═════ Text to read

= Adrien de Noailles, 8th Duke of Noailles =

French duke

Adrien Maurice Victurnien Mathieu de Noailles, 8th Duke of Noailles (22 September 1869 – 23 October 1953), was a French aristocrat and Olympian.

==Early life==
He was the eldest son of Jules Charles Victurnien de Noailles, 7th Duke of Noailles, and Clotilde Caroline Antoinette de La Ferté-Meun Molé de Champlâtreux. Among his younger brothers was Count Mathieu Fernand Frédéric Pascal de Noailles, who married the writer Princess Anna Elisabeth Bibesco-Bassaraba de Brancovan (a daughter of Prince Grégoire Bibesco-Bassaraba).

His paternal grandparents were Paul de Noailles, 6th Duke of Noailles (who succeeded his grand-uncle Jean de Noailles, 5th Duke of Noailles, as Duke of Noailles in 1824), and Alice de Rochechouart-Mortemart (a daughter of Victurnien de Rochechouart, 8th Duke of Mortemart). His maternal grandparents were Count Hubert de La Ferté-Meun and Elisabeth Françoise Molé de Champlâtreux.

==Career==
Upon on his father's death in 1895, he succeeded to the dukedom of Noailles, and inherited his father's estate, including the Château de Maintenon in the Eure-et-Loir département of France (best known today as the private residence of Louis XIV's second wife, Madame de Maintenon).

===Olympic career===
A noted equestrian, the Duke competed in the mail coach event at the 1900 Summer Olympics, one of five equestrian competitions held in late May and early June 1900 at the International Horse Show in Paris. The event was part of the Exposition Universelle, and later classified as part of the 1900 Summer Olympics.

══════════

# Task set
A - According to the article on Adrien de Noailles, in which event did the duke compete at the 1900 Summer Olympics?
B - Extract everything from "French duke" down to "Prince Grégoire Bibesco-Bassaraba)." in the article on Adrien de Noailles.
Answer from the article on Adrien de Noailles alone.

═════ Data

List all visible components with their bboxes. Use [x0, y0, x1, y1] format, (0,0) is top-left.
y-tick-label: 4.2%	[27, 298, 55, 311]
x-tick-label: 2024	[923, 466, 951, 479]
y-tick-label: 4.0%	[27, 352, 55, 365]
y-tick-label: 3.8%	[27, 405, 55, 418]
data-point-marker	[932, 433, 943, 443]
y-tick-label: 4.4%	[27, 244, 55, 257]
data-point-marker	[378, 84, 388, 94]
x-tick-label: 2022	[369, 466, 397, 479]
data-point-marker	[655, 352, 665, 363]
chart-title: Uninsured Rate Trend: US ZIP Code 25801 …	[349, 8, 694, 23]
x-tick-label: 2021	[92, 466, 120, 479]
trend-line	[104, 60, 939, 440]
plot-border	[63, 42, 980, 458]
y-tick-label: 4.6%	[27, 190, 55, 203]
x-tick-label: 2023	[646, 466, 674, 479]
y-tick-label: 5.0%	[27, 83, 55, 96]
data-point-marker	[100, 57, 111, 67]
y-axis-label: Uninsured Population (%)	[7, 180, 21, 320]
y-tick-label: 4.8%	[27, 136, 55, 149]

══════════
═════ Data

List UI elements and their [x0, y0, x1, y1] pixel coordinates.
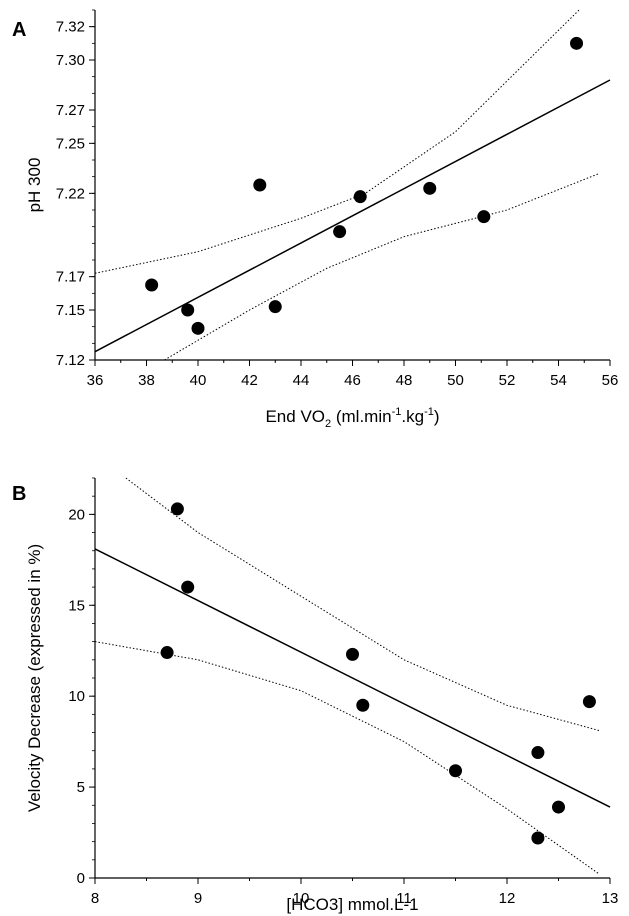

══════════

# In response
A - The mail coach event.

B -
French duke

Adrien Maurice Victurnien Mathieu de Noailles, 8th Duke of Noailles (22 September 1869 – 23 October 1953), was a French aristocrat and Olympian.

==Early life==
He was the eldest son of Jules Charles Victurnien de Noailles, 7th Duke of Noailles, and Clotilde Caroline Antoinette de La Ferté-Meun Molé de Champlâtreux. Among his younger brothers was Count Mathieu Fernand Frédéric Pascal de Noailles, who married the writer Princess Anna Elisabeth Bibesco-Bassaraba de Brancovan (a daughter of Prince Grégoire Bibesco-Bassaraba).